Task to complete -
Of the lines below, report only those that contain "personeel".

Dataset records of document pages

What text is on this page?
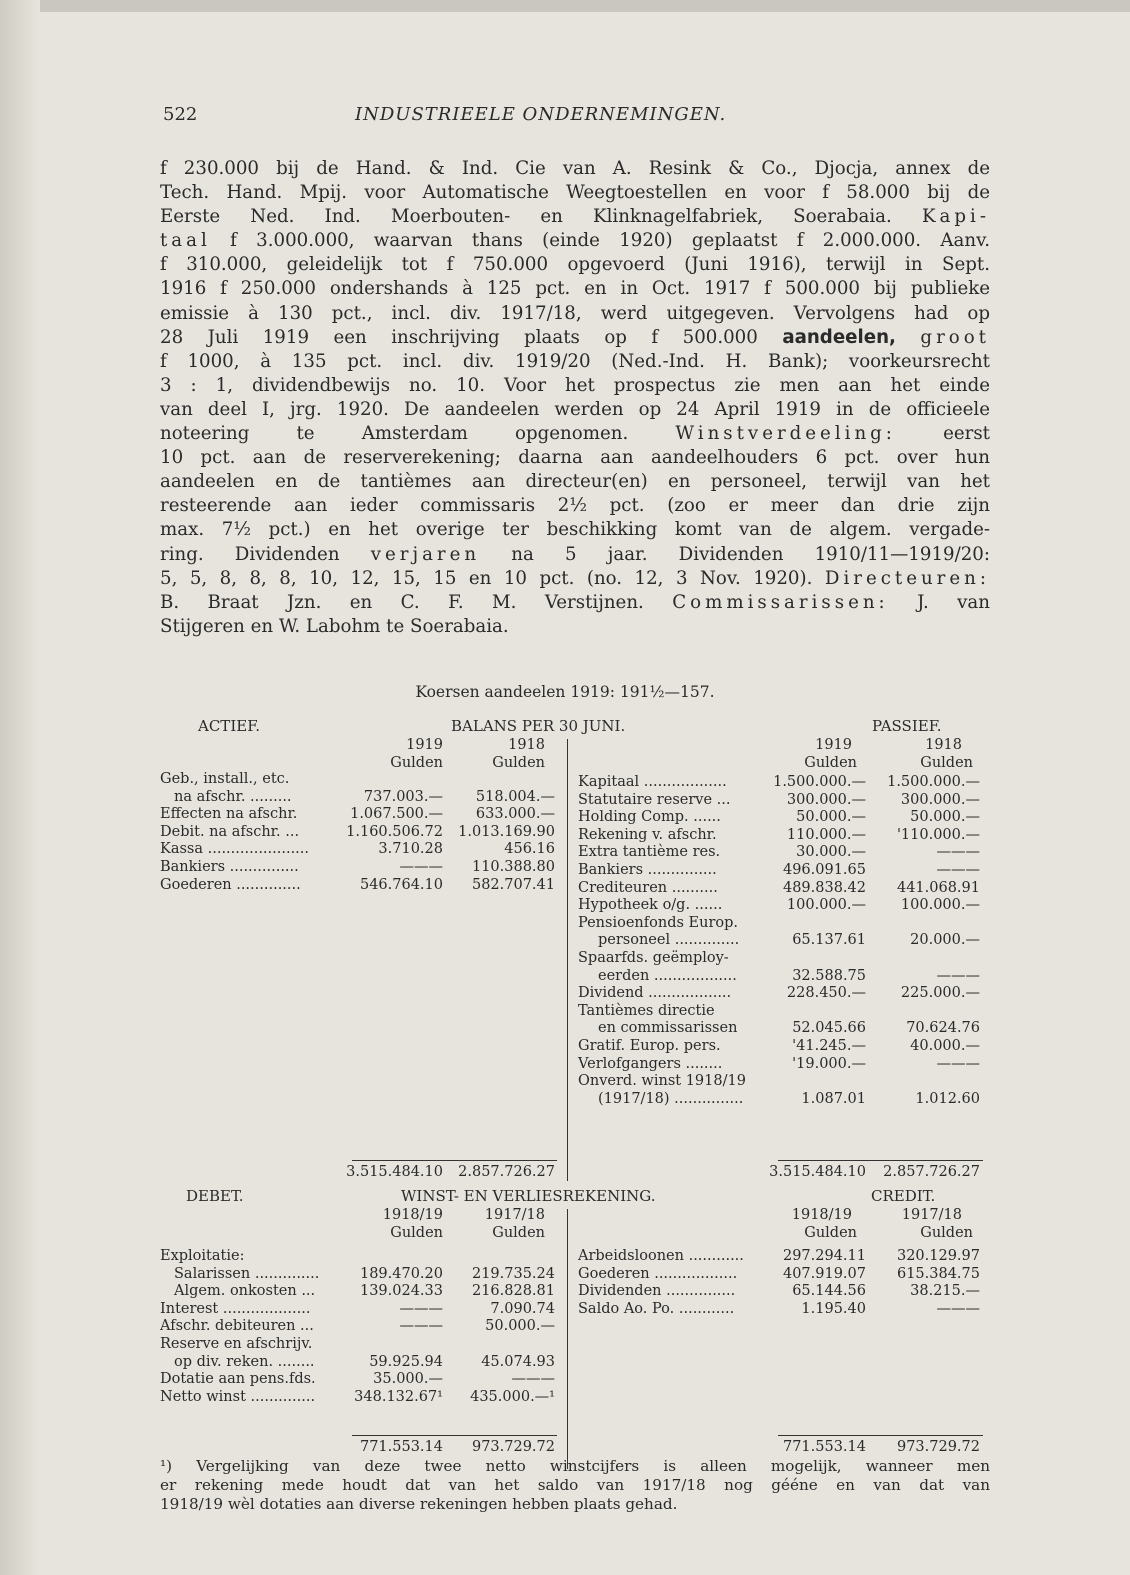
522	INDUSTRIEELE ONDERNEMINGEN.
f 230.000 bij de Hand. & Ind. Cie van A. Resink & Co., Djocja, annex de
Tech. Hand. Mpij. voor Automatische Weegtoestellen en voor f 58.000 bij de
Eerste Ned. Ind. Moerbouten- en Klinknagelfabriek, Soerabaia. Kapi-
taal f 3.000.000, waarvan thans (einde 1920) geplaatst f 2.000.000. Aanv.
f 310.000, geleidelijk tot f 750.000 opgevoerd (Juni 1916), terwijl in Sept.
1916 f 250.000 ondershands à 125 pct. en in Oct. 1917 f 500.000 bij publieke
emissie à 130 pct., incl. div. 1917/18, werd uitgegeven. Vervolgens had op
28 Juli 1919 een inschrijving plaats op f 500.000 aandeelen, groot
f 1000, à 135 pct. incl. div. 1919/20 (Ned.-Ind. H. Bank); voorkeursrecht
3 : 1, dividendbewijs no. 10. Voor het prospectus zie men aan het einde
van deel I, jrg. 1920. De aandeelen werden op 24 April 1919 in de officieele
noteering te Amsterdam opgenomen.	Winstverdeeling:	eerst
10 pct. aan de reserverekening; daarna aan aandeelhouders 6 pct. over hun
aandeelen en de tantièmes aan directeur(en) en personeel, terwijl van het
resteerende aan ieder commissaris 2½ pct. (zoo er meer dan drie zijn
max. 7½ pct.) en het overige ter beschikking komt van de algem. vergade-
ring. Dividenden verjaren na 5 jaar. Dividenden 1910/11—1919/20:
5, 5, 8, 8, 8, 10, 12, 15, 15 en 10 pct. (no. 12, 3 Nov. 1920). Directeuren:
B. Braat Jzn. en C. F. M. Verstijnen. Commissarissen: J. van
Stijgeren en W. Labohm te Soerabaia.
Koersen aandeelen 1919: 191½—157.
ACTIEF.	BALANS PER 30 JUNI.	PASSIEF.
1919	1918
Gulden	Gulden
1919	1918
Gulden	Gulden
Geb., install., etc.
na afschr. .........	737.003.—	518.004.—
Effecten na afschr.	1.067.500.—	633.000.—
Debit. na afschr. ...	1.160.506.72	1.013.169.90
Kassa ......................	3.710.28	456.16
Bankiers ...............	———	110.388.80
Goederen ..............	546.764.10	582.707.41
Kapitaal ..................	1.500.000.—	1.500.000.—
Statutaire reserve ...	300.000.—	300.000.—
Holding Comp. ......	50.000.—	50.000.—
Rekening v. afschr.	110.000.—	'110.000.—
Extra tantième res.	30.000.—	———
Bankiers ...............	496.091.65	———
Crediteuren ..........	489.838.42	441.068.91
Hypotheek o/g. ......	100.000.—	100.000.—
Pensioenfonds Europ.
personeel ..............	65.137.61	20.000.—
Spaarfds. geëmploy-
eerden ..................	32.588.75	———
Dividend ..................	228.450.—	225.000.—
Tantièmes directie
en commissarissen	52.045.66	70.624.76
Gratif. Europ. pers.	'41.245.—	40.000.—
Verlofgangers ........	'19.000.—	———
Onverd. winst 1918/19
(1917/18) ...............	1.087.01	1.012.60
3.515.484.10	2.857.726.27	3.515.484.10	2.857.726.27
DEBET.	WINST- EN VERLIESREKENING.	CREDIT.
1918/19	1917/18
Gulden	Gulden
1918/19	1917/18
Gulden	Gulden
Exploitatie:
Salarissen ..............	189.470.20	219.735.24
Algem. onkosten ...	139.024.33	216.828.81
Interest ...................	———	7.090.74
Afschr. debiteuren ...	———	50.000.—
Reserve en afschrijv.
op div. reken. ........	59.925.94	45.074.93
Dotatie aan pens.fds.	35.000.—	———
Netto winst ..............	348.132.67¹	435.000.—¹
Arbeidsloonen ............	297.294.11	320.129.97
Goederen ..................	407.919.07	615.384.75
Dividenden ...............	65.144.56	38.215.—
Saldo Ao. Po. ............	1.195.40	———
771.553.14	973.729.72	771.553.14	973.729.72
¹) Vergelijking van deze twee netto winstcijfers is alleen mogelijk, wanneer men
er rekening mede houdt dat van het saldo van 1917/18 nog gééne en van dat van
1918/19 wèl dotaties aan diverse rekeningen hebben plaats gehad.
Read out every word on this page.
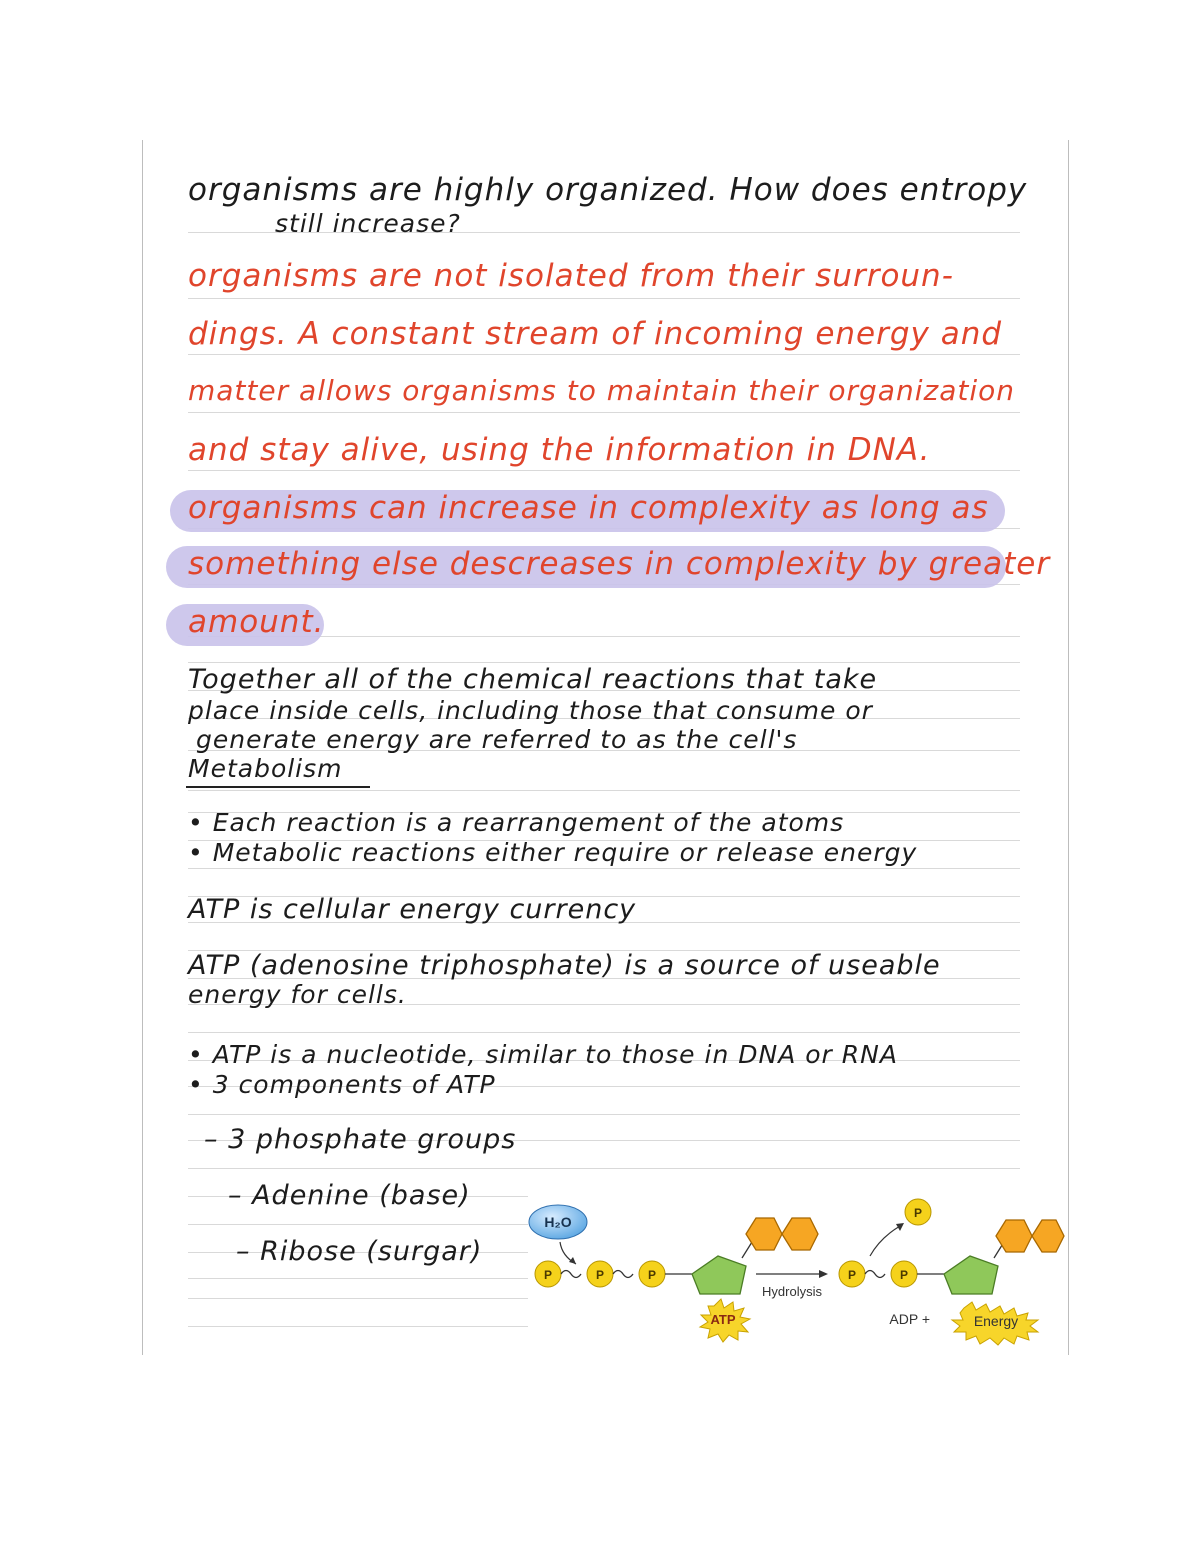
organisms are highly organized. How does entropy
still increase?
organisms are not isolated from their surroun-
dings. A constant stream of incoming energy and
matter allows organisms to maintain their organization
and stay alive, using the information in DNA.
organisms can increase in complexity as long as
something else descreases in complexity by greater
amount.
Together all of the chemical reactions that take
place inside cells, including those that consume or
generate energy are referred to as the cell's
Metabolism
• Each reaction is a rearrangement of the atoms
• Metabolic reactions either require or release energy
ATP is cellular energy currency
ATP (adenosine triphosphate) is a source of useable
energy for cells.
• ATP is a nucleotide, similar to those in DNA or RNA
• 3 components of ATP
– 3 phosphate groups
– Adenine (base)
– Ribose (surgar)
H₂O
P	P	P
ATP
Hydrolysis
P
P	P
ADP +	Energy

Exercise result -
aandeelen en de tantièmes aan directeur(en) en personeel, terwijl van het
personeel ..............	65.137.61	20.000.—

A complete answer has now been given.